--- begin DATASET RECORDS ---

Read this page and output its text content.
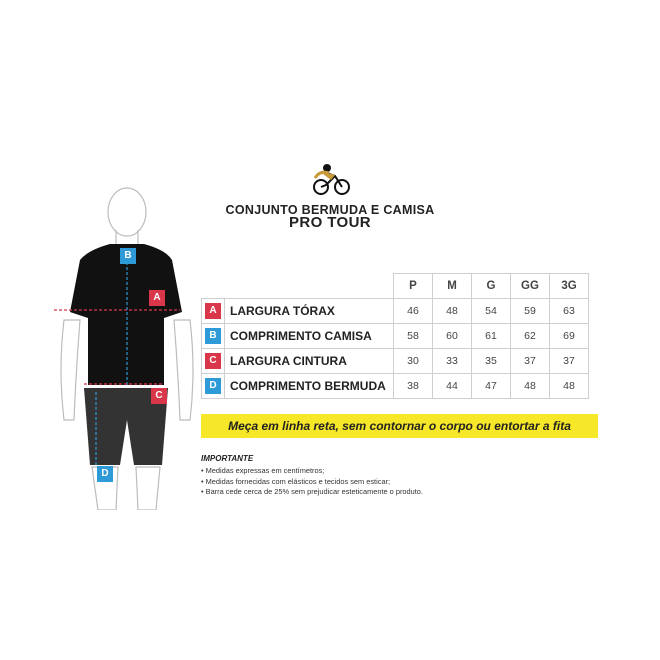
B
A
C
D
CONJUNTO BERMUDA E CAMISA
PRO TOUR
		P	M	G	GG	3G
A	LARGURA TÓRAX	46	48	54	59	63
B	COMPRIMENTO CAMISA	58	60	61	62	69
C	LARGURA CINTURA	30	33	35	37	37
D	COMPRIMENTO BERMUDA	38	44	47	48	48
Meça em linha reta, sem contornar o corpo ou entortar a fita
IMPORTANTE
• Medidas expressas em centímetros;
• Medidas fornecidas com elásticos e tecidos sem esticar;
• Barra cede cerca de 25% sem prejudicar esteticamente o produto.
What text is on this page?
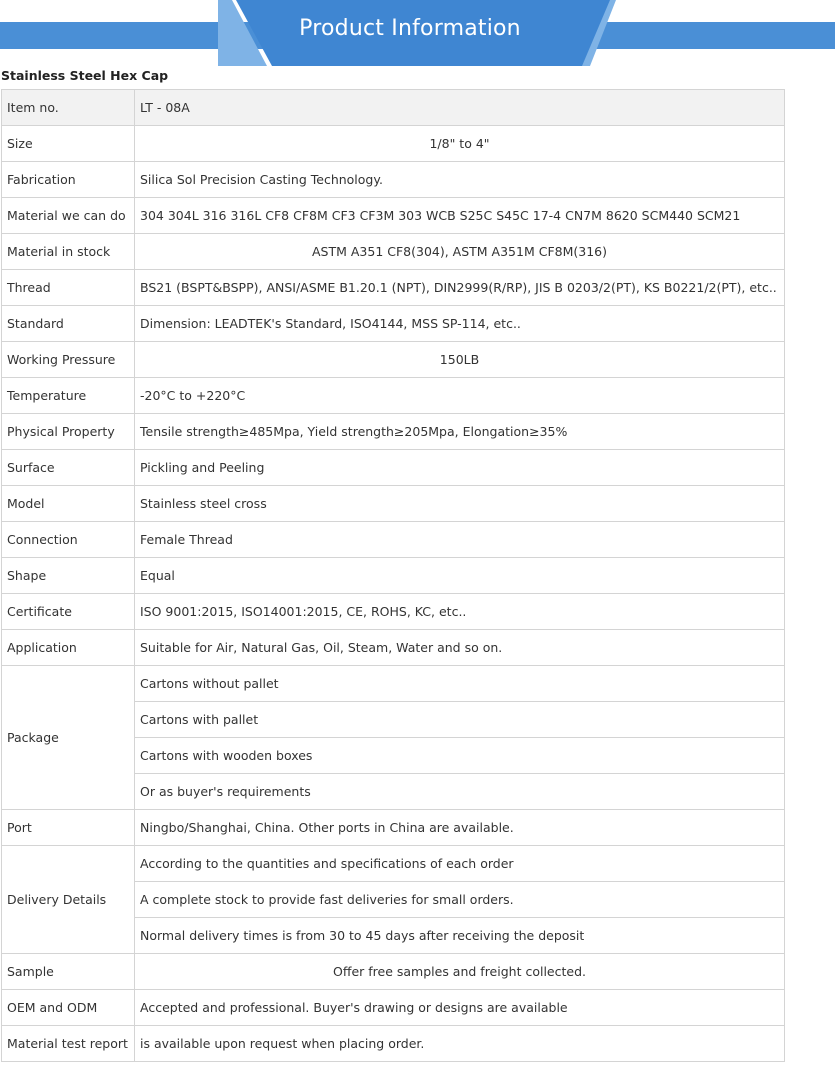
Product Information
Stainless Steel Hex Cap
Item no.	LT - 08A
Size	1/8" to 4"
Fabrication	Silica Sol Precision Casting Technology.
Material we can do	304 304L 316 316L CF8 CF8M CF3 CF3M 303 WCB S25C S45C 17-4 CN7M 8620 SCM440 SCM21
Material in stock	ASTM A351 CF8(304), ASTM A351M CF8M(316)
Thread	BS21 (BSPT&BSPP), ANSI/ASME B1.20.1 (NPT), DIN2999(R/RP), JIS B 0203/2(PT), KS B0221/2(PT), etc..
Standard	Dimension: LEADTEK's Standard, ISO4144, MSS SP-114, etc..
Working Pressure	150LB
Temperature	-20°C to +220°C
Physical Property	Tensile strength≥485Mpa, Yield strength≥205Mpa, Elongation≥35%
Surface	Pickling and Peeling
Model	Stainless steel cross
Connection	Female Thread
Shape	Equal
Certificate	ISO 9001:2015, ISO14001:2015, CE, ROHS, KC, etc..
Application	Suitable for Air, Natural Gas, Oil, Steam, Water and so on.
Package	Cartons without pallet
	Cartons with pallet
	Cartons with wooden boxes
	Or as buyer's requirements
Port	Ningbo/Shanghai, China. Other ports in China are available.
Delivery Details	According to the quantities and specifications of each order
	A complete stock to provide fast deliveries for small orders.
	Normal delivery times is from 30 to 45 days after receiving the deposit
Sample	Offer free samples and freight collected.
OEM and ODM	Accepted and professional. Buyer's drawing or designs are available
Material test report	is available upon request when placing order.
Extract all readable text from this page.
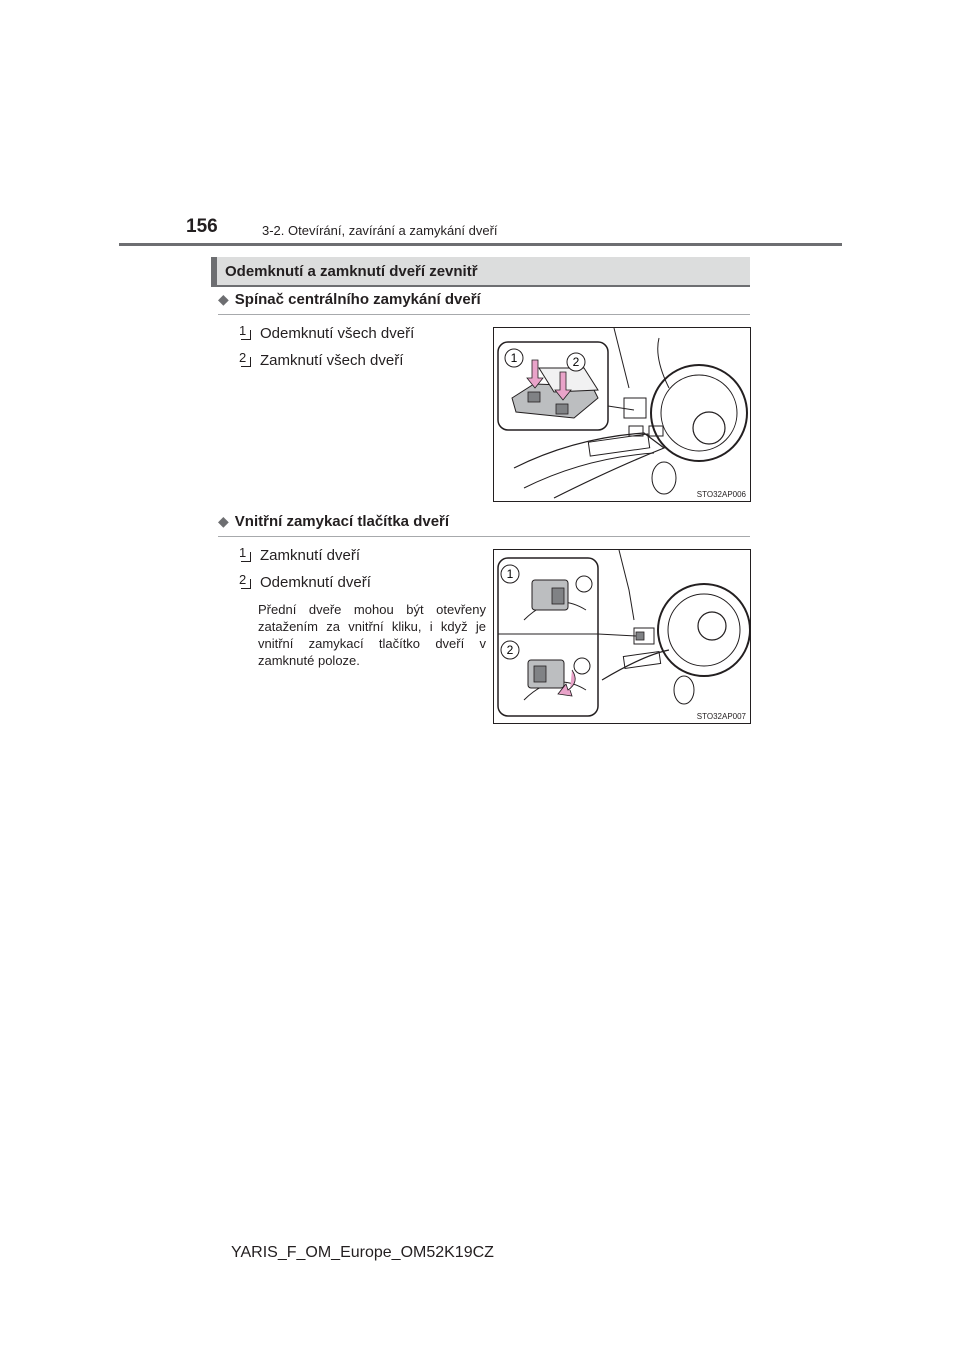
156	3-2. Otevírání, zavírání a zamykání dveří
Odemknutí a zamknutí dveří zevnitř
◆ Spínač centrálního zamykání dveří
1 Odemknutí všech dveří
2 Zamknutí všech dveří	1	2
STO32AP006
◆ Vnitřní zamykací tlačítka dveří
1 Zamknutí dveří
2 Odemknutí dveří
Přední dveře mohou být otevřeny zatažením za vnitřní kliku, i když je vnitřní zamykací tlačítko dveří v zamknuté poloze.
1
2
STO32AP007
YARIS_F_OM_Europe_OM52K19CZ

--- end DATASET RECORDS ---
--- begin DATASET RECORDS ---

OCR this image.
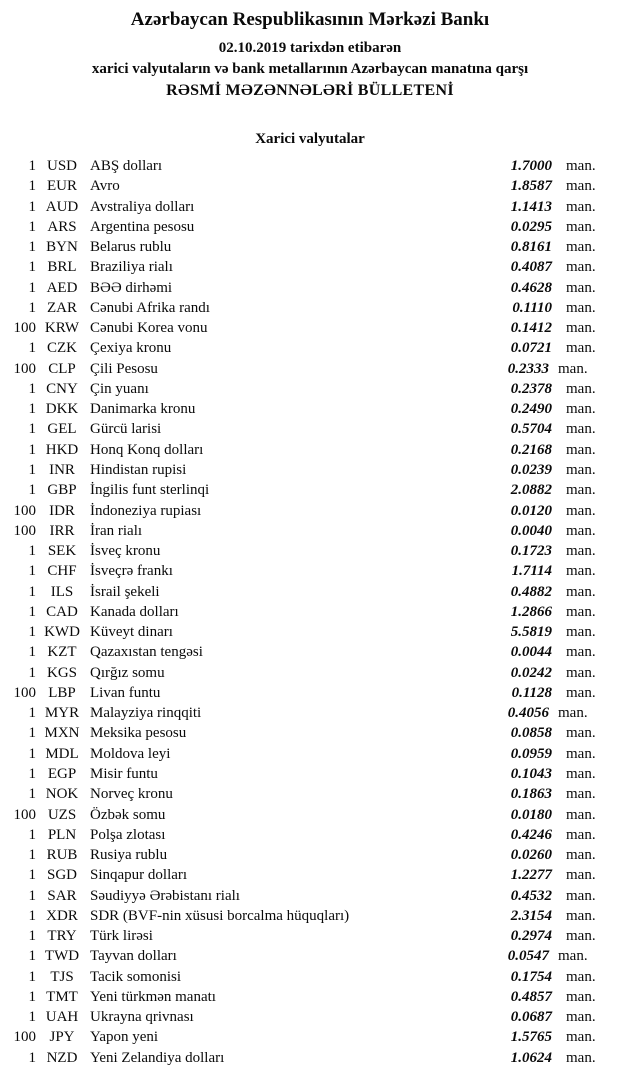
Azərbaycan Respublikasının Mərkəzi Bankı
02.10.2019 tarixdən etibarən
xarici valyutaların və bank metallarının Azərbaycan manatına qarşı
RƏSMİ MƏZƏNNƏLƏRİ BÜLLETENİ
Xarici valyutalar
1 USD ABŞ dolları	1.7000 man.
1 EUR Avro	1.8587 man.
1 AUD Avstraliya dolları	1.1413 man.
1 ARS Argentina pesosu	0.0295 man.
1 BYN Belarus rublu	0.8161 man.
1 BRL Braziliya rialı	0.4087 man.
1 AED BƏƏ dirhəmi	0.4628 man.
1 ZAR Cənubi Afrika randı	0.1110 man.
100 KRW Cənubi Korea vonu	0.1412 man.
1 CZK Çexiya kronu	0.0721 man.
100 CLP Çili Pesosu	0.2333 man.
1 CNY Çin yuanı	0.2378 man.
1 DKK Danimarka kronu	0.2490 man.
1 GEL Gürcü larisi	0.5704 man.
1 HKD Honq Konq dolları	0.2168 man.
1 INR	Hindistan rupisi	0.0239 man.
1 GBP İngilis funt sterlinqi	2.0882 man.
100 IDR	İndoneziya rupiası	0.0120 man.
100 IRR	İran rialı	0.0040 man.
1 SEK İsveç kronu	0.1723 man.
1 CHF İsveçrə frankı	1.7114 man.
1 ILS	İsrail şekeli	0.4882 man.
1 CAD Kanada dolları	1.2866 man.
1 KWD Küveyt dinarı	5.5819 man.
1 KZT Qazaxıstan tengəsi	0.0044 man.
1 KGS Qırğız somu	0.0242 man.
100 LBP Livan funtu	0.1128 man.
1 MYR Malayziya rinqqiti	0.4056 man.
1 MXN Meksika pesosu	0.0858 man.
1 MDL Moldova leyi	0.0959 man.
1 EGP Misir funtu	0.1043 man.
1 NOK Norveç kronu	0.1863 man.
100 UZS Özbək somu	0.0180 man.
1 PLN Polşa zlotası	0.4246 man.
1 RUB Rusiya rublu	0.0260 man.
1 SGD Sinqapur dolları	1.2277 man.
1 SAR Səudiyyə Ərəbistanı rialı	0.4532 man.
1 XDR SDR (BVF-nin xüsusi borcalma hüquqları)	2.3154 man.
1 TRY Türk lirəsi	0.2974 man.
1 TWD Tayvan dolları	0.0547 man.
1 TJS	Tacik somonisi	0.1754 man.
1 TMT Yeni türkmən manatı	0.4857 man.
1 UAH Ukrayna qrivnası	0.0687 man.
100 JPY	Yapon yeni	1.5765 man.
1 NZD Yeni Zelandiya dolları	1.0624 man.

--- end DATASET RECORDS ---

* _YOUR TASK_: List the lines of the material in which the word "BERMUDA" occurs.

* _THE SOLUTION_:
CONJUNTO BERMUDA E CAMISA
D	COMPRIMENTO BERMUDA	38	44	47	48	48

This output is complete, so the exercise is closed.